_Aim of the task_
Scan the data for "Follow" and copy the lines it appears in.

-=-=-=-=-

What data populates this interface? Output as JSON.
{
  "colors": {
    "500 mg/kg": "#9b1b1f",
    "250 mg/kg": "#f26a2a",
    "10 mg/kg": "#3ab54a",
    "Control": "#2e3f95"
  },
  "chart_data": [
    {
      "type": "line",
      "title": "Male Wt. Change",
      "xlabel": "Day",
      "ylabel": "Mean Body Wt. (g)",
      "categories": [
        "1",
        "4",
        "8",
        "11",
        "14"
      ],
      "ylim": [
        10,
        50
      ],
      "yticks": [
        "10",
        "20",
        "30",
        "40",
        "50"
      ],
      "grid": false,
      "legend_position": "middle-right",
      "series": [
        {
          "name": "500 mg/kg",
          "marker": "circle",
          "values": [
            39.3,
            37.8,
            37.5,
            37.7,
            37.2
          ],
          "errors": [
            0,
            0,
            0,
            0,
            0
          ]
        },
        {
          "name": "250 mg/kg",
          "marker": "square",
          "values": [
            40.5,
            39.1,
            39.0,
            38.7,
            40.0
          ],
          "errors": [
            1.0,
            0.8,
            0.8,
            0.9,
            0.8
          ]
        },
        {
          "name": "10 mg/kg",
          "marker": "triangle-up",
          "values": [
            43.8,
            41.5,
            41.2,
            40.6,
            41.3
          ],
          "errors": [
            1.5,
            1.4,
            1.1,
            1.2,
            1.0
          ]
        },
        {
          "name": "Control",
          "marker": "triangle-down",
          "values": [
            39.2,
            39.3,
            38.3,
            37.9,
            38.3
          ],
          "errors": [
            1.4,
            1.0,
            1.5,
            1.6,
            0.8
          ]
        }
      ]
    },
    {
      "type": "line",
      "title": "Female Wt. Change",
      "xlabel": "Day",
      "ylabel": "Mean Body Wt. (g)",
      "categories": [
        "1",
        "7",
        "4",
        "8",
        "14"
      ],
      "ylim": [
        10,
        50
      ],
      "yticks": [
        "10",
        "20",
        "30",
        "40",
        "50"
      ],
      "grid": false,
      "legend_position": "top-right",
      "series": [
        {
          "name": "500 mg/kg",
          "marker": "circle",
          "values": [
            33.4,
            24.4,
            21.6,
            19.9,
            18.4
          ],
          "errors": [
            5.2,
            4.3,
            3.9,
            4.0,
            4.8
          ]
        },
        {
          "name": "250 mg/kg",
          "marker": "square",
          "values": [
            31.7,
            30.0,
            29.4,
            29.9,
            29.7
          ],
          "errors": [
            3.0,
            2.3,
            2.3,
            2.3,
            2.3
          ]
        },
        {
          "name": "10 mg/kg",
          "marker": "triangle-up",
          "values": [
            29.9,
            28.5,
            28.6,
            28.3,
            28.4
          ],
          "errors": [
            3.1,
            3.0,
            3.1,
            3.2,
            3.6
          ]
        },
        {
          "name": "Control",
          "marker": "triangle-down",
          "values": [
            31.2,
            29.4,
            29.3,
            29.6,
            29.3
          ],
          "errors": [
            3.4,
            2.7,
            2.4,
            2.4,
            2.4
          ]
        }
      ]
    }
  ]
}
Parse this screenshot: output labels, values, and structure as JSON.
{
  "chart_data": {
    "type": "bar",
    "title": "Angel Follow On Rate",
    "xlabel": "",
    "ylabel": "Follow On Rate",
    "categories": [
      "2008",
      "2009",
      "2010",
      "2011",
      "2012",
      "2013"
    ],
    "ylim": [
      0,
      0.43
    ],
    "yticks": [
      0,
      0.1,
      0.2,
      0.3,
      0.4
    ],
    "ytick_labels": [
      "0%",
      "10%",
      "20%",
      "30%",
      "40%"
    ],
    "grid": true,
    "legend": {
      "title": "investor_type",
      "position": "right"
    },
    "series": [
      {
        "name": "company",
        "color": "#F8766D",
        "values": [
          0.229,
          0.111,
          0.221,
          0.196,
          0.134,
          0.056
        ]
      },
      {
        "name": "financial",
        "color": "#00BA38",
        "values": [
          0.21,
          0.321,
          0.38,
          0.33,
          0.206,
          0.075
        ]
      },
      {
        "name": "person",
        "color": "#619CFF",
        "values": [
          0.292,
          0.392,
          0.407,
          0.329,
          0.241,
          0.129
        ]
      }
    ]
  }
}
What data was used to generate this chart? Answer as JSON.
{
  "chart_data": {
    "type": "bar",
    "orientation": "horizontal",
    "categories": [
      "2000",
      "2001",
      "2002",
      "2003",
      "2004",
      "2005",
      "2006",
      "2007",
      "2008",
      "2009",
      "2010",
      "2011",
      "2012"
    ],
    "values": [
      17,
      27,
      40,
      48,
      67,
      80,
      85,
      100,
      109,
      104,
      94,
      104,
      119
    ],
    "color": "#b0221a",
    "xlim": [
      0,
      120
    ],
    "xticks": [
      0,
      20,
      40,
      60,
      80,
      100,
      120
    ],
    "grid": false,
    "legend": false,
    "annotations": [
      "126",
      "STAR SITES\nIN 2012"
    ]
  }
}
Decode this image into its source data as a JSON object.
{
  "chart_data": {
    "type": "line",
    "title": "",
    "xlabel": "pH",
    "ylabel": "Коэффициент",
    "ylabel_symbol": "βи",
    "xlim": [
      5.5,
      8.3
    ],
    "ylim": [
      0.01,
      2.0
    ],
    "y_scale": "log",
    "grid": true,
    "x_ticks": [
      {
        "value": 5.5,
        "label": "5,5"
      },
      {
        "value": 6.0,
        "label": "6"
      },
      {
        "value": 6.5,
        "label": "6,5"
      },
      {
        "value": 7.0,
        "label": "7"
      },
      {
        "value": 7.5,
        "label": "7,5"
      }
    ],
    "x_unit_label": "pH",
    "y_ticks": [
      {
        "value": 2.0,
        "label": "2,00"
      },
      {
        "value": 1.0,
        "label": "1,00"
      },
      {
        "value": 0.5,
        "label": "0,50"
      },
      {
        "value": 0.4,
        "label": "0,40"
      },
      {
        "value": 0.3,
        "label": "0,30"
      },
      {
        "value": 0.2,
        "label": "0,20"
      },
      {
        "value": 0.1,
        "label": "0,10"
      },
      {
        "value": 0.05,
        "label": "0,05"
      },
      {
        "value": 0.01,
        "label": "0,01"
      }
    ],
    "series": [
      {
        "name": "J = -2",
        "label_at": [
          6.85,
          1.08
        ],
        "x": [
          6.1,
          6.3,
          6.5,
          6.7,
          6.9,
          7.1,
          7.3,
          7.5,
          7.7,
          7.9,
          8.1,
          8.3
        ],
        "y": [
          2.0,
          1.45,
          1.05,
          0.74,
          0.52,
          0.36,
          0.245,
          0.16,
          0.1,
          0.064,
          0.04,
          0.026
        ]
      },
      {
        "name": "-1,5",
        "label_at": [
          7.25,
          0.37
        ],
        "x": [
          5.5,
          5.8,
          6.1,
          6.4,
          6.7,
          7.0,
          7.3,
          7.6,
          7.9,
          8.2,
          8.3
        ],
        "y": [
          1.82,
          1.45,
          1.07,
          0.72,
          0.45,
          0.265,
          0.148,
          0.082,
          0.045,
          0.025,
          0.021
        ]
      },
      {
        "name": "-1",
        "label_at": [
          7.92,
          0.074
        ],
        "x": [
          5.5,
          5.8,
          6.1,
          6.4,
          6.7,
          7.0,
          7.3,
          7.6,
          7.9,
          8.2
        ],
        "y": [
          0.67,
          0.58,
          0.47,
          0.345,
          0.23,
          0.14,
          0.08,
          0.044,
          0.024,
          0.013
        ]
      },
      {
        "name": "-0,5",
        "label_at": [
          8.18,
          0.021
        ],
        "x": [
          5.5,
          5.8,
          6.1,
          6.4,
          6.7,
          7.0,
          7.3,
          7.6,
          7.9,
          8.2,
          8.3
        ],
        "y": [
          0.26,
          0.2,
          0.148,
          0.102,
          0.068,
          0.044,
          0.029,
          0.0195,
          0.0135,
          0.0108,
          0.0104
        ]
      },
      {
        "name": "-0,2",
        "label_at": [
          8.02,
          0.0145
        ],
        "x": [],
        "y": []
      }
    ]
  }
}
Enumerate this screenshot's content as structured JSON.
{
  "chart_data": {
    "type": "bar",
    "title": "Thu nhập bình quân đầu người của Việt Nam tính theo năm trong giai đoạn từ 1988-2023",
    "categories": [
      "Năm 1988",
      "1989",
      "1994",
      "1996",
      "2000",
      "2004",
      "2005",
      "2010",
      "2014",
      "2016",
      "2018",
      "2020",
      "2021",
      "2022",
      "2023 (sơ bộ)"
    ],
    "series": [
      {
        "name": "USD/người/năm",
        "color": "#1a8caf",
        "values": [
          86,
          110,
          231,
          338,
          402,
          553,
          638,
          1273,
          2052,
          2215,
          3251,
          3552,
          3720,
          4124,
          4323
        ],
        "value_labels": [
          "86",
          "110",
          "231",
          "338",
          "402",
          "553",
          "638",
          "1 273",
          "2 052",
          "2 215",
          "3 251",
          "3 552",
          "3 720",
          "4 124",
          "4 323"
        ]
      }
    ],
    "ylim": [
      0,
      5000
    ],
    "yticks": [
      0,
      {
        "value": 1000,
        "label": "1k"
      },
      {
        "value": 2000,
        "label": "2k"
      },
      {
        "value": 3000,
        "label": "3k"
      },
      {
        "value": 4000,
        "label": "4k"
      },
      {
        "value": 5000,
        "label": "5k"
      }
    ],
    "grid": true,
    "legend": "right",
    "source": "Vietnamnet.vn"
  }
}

-=-=-=-=-

_Result for this exercise_
    "title": "Angel Follow On Rate",
    "ylabel": "Follow On Rate",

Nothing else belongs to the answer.